- _What is being asked_: Wherever the word "Cycle" appears in the entries, copy the whole line.

- _Excerpted data_:
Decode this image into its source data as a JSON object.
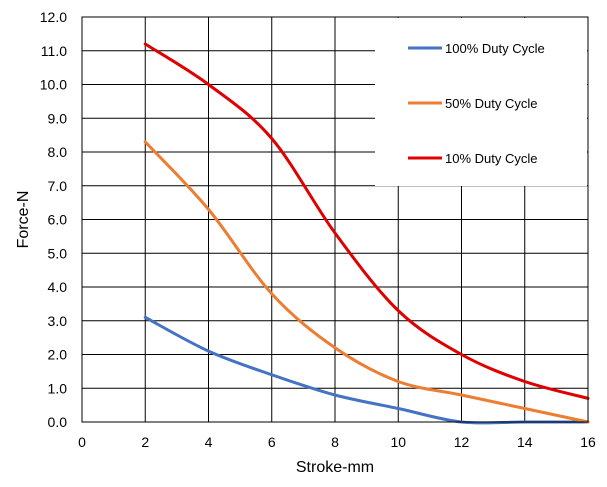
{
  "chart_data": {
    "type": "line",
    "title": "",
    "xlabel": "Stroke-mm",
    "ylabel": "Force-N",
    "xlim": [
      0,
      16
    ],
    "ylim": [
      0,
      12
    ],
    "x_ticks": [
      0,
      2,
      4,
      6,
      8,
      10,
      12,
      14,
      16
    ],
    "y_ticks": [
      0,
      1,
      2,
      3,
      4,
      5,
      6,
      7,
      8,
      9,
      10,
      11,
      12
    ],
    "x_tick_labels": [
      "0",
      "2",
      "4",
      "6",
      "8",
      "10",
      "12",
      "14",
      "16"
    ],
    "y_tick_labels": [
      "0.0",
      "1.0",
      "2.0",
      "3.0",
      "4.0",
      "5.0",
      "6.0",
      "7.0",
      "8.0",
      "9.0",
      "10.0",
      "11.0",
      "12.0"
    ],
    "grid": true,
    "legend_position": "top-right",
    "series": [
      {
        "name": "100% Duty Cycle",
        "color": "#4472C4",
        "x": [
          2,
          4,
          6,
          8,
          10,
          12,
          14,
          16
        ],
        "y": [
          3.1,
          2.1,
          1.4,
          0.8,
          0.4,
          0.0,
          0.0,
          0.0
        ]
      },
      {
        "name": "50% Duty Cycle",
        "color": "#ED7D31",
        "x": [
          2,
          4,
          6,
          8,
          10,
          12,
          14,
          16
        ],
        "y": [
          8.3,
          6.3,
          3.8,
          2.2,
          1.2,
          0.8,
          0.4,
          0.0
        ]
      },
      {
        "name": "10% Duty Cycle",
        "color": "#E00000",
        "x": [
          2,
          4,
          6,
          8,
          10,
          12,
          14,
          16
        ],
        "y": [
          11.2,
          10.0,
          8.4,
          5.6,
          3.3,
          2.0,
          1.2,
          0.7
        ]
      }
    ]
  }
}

- _Output for this task_:
        "name": "100% Duty Cycle",
        "name": "50% Duty Cycle",
        "name": "10% Duty Cycle",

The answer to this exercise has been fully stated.